Figure record extracts

⟨

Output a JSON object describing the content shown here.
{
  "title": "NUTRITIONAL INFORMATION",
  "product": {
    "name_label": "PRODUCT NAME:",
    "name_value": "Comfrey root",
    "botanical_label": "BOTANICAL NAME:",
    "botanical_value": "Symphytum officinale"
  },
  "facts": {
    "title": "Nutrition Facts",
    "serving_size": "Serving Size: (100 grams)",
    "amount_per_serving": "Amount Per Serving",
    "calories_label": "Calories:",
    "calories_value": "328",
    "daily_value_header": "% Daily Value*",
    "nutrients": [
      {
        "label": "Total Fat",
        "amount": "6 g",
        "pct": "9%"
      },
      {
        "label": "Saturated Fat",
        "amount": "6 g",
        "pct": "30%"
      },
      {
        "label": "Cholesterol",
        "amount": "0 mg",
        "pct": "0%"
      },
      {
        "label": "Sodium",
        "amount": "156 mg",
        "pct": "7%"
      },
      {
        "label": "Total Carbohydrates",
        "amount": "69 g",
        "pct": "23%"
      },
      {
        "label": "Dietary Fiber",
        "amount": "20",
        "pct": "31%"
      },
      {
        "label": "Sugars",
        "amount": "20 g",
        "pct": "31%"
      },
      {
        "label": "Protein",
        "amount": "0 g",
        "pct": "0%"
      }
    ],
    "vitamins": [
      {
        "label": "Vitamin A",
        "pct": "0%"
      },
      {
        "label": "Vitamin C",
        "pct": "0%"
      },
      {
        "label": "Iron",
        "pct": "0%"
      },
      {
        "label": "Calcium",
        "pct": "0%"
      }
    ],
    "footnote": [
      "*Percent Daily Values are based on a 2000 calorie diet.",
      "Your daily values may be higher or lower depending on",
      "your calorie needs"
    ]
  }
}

⟩
⟨

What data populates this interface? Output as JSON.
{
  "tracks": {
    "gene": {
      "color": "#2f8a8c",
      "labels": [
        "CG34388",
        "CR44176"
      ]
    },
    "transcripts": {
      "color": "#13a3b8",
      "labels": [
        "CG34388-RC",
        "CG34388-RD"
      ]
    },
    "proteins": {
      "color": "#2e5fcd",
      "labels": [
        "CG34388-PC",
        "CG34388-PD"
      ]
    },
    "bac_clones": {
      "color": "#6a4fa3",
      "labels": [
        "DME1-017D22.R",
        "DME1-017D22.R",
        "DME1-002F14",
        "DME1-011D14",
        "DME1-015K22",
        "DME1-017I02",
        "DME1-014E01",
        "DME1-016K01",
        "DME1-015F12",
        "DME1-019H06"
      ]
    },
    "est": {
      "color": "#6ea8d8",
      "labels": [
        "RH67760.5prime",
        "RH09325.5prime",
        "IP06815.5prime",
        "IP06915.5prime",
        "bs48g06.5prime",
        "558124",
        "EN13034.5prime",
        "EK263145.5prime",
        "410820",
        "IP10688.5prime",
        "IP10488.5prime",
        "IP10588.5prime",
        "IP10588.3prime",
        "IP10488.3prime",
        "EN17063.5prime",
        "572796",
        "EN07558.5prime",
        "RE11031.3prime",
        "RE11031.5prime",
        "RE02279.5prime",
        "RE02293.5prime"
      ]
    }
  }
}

⟩

- Instructions to follow
Show all lines from the records above where the word "Output" occurs.

- Task answer
Output a JSON object describing the content shown here.
What data populates this interface? Output as JSON.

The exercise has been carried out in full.